- STATED TASK -
Find each line with the word "Measured" and copy it.

-- START TASK INPUTS --

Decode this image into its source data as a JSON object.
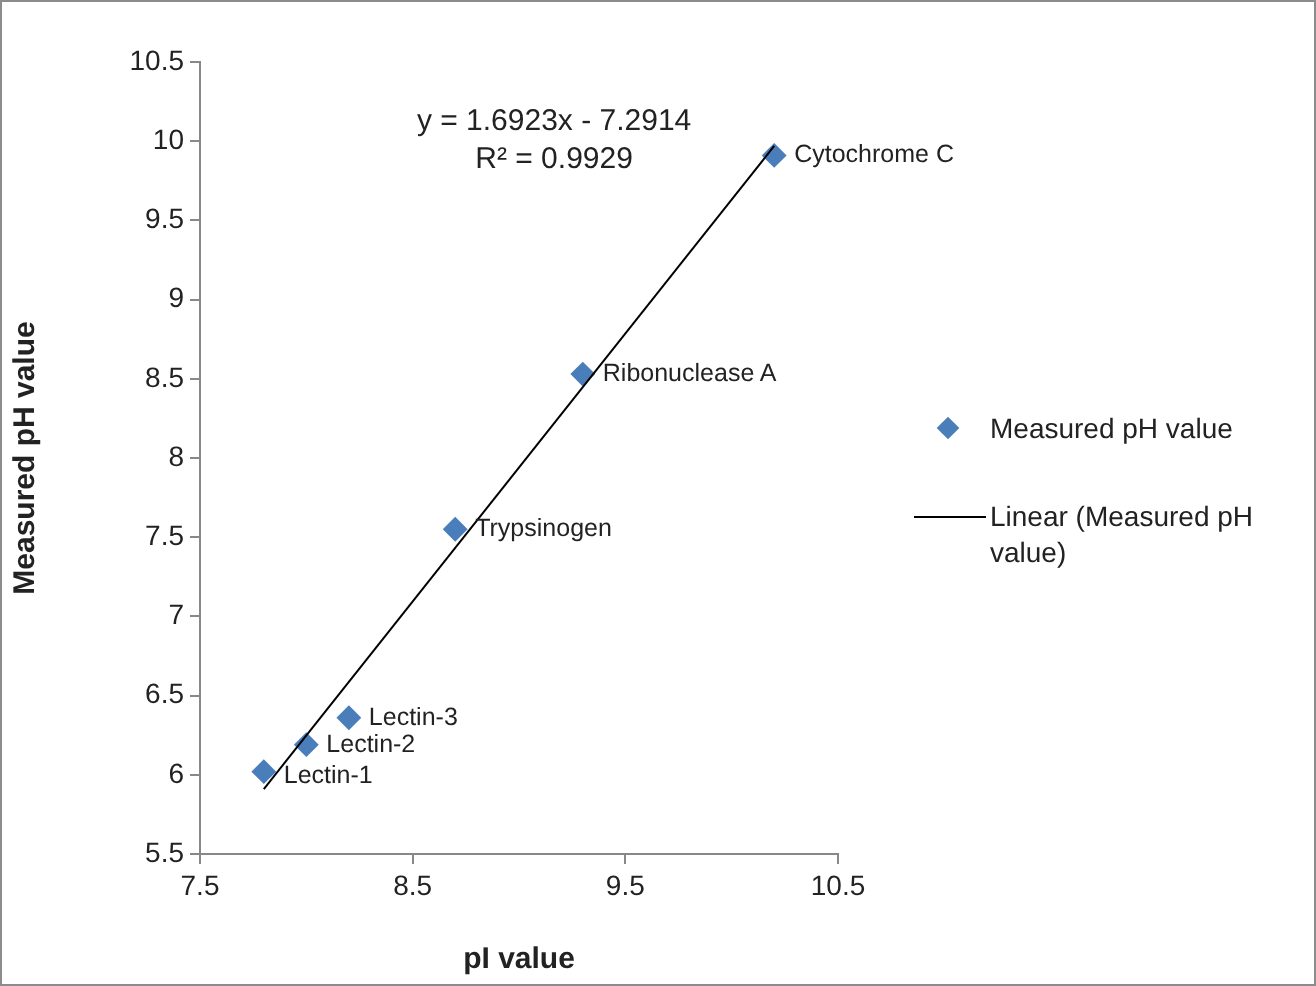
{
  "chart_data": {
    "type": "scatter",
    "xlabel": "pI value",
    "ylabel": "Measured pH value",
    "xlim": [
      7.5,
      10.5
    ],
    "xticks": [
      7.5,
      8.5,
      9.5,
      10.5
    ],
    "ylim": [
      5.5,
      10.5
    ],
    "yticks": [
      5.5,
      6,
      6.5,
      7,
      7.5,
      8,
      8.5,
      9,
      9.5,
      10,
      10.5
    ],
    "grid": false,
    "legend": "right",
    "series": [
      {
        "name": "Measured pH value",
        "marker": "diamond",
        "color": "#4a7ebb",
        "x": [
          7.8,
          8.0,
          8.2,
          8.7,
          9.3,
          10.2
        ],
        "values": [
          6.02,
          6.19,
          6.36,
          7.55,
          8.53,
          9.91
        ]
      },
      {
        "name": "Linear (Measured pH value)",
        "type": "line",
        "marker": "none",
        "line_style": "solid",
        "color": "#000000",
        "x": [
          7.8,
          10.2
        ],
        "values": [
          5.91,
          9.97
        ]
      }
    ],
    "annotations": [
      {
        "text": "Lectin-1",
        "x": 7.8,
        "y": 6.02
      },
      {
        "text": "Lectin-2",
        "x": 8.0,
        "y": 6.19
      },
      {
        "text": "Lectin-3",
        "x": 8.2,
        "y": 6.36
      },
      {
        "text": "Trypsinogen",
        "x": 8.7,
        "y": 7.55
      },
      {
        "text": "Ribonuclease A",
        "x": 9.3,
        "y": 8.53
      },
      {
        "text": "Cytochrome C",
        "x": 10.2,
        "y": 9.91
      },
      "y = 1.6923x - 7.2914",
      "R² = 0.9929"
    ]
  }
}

-- END TASK INPUTS --

- THE COMPLETED TASK -
    "ylabel": "Measured pH value",
        "name": "Measured pH value",
        "name": "Linear (Measured pH value)",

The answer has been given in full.